>> START DATA
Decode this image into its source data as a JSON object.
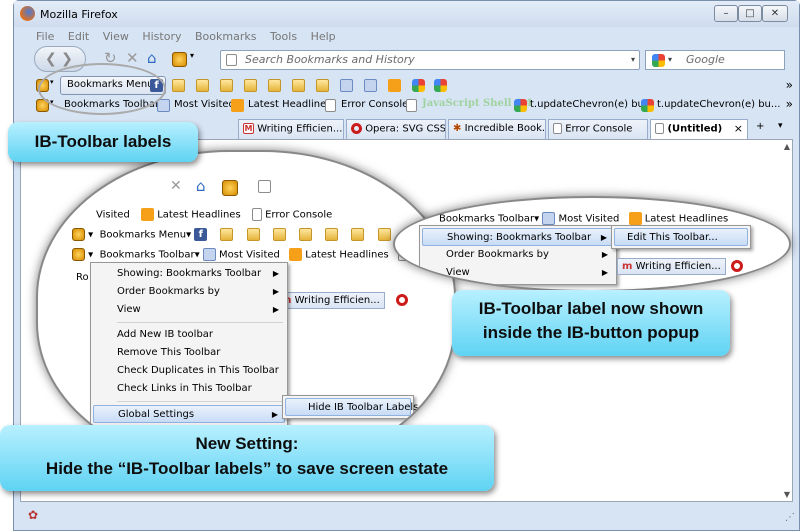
{
  "window": {
    "title": "Mozilla Firefox"
  },
  "menubar": [
    "File",
    "Edit",
    "View",
    "History",
    "Bookmarks",
    "Tools",
    "Help"
  ],
  "navbar": {
    "url_placeholder": "Search Bookmarks and History",
    "search_placeholder": "Google"
  },
  "toolbar1": {
    "menu_label": "Bookmarks Menu",
    "chevron": "»"
  },
  "toolbar2": {
    "label": "Bookmarks Toolbar",
    "items": [
      "Most Visited",
      "Latest Headlines",
      "Error Console",
      "JavaScript Shell 1.4",
      "t.updateChevron(e) bu...",
      "t.updateChevron(e) bu..."
    ],
    "chevron": "»"
  },
  "tabs": [
    "Writing Efficien...",
    "Opera: SVG CSS...",
    "Incredible Book...",
    "Error Console",
    "(Untitled)"
  ],
  "tab_close": "×",
  "callouts": {
    "c1": "IB-Toolbar labels",
    "c2": "IB-Toolbar label now shown inside the IB-button popup",
    "c3_line1": "New Setting:",
    "c3_line2": "Hide the “IB-Toolbar labels” to save screen estate"
  },
  "zoom_left": {
    "row1": [
      "Visited",
      "Latest Headlines",
      "Error Console"
    ],
    "row2_label": "Bookmarks Menu",
    "row3": [
      "Bookmarks Toolbar",
      "Most Visited",
      "Latest Headlines"
    ],
    "tab_text": "Writing Efficien...",
    "side_text": "Ro",
    "menu": [
      "Showing: Bookmarks Toolbar",
      "Order Bookmarks by",
      "View",
      "Add New IB toolbar",
      "Remove This Toolbar",
      "Check Duplicates in This Toolbar",
      "Check Links in This Toolbar",
      "Global Settings"
    ],
    "submenu": "Hide IB Toolbar Labels"
  },
  "zoom_right": {
    "row1": [
      "Bookmarks Toolbar",
      "Most Visited",
      "Latest Headlines"
    ],
    "menu": [
      "Showing: Bookmarks Toolbar",
      "Order Bookmarks by",
      "View"
    ],
    "submenu": "Edit This Toolbar...",
    "tab_text": "Writing Efficien..."
  },
  "colors": {
    "callout_top": "#b8f0ff",
    "callout_bottom": "#5fd3f3",
    "chrome": "#d7e4f4"
  }
}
>> END DATA
EXERCISE PROMPT:
Exact duplication of all the records is required; pictures are omitted from the copy.

EXERCISE SOLUTION:
Decode this image into its source data as a JSON object.
{
  "window": {
    "title": "Mozilla Firefox"
  },
  "menubar": [
    "File",
    "Edit",
    "View",
    "History",
    "Bookmarks",
    "Tools",
    "Help"
  ],
  "navbar": {
    "url_placeholder": "Search Bookmarks and History",
    "search_placeholder": "Google"
  },
  "toolbar1": {
    "menu_label": "Bookmarks Menu",
    "chevron": "»"
  },
  "toolbar2": {
    "label": "Bookmarks Toolbar",
    "items": [
      "Most Visited",
      "Latest Headlines",
      "Error Console",
      "JavaScript Shell 1.4",
      "t.updateChevron(e) bu...",
      "t.updateChevron(e) bu..."
    ],
    "chevron": "»"
  },
  "tabs": [
    "Writing Efficien...",
    "Opera: SVG CSS...",
    "Incredible Book...",
    "Error Console",
    "(Untitled)"
  ],
  "tab_close": "×",
  "callouts": {
    "c1": "IB-Toolbar labels",
    "c2": "IB-Toolbar label now shown inside the IB-button popup",
    "c3_line1": "New Setting:",
    "c3_line2": "Hide the “IB-Toolbar labels” to save screen estate"
  },
  "zoom_left": {
    "row1": [
      "Visited",
      "Latest Headlines",
      "Error Console"
    ],
    "row2_label": "Bookmarks Menu",
    "row3": [
      "Bookmarks Toolbar",
      "Most Visited",
      "Latest Headlines"
    ],
    "tab_text": "Writing Efficien...",
    "side_text": "Ro",
    "menu": [
      "Showing: Bookmarks Toolbar",
      "Order Bookmarks by",
      "View",
      "Add New IB toolbar",
      "Remove This Toolbar",
      "Check Duplicates in This Toolbar",
      "Check Links in This Toolbar",
      "Global Settings"
    ],
    "submenu": "Hide IB Toolbar Labels"
  },
  "zoom_right": {
    "row1": [
      "Bookmarks Toolbar",
      "Most Visited",
      "Latest Headlines"
    ],
    "menu": [
      "Showing: Bookmarks Toolbar",
      "Order Bookmarks by",
      "View"
    ],
    "submenu": "Edit This Toolbar...",
    "tab_text": "Writing Efficien..."
  },
  "colors": {
    "callout_top": "#b8f0ff",
    "callout_bottom": "#5fd3f3",
    "chrome": "#d7e4f4"
  }
}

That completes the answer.